Output the data exactly, with every line intact.

[Dataset entries]
————————

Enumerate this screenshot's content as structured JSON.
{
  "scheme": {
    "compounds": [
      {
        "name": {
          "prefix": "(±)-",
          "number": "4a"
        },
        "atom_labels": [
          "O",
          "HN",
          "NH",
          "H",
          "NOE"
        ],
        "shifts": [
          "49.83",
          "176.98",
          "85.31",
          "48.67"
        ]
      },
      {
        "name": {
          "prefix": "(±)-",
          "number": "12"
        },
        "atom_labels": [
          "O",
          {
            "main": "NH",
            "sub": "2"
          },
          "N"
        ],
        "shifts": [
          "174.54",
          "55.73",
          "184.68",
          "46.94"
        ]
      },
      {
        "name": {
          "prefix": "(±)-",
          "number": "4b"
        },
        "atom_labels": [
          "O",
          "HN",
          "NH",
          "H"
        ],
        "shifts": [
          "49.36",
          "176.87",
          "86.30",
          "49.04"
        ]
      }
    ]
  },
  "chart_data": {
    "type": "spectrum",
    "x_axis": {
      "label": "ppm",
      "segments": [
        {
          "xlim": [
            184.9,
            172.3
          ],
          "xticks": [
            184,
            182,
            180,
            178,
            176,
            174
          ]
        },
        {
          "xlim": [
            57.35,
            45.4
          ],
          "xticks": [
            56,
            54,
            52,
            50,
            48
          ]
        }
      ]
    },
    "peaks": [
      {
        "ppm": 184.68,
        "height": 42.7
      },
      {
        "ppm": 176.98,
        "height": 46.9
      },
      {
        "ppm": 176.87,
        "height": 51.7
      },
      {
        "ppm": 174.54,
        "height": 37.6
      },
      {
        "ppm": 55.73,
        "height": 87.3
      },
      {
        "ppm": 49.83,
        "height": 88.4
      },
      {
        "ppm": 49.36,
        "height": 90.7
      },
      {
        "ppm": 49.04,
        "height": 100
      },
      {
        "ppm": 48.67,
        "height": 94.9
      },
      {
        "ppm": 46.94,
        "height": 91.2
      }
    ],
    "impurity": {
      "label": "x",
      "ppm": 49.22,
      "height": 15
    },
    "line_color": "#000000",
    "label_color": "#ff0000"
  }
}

————————

### Solution below
Enumerate this screenshot's content as structured JSON.
{
  "scheme": {
    "compounds": [
      {
        "name": {
          "prefix": "(±)-",
          "number": "4a"
        },
        "atom_labels": [
          "O",
          "HN",
          "NH",
          "H",
          "NOE"
        ],
        "shifts": [
          "49.83",
          "176.98",
          "85.31",
          "48.67"
        ]
      },
      {
        "name": {
          "prefix": "(±)-",
          "number": "12"
        },
        "atom_labels": [
          "O",
          {
            "main": "NH",
            "sub": "2"
          },
          "N"
        ],
        "shifts": [
          "174.54",
          "55.73",
          "184.68",
          "46.94"
        ]
      },
      {
        "name": {
          "prefix": "(±)-",
          "number": "4b"
        },
        "atom_labels": [
          "O",
          "HN",
          "NH",
          "H"
        ],
        "shifts": [
          "49.36",
          "176.87",
          "86.30",
          "49.04"
        ]
      }
    ]
  },
  "chart_data": {
    "type": "spectrum",
    "x_axis": {
      "label": "ppm",
      "segments": [
        {
          "xlim": [
            184.9,
            172.3
          ],
          "xticks": [
            184,
            182,
            180,
            178,
            176,
            174
          ]
        },
        {
          "xlim": [
            57.35,
            45.4
          ],
          "xticks": [
            56,
            54,
            52,
            50,
            48
          ]
        }
      ]
    },
    "peaks": [
      {
        "ppm": 184.68,
        "height": 42.7
      },
      {
        "ppm": 176.98,
        "height": 46.9
      },
      {
        "ppm": 176.87,
        "height": 51.7
      },
      {
        "ppm": 174.54,
        "height": 37.6
      },
      {
        "ppm": 55.73,
        "height": 87.3
      },
      {
        "ppm": 49.83,
        "height": 88.4
      },
      {
        "ppm": 49.36,
        "height": 90.7
      },
      {
        "ppm": 49.04,
        "height": 100
      },
      {
        "ppm": 48.67,
        "height": 94.9
      },
      {
        "ppm": 46.94,
        "height": 91.2
      }
    ],
    "impurity": {
      "label": "x",
      "ppm": 49.22,
      "height": 15
    },
    "line_color": "#000000",
    "label_color": "#ff0000"
  }
}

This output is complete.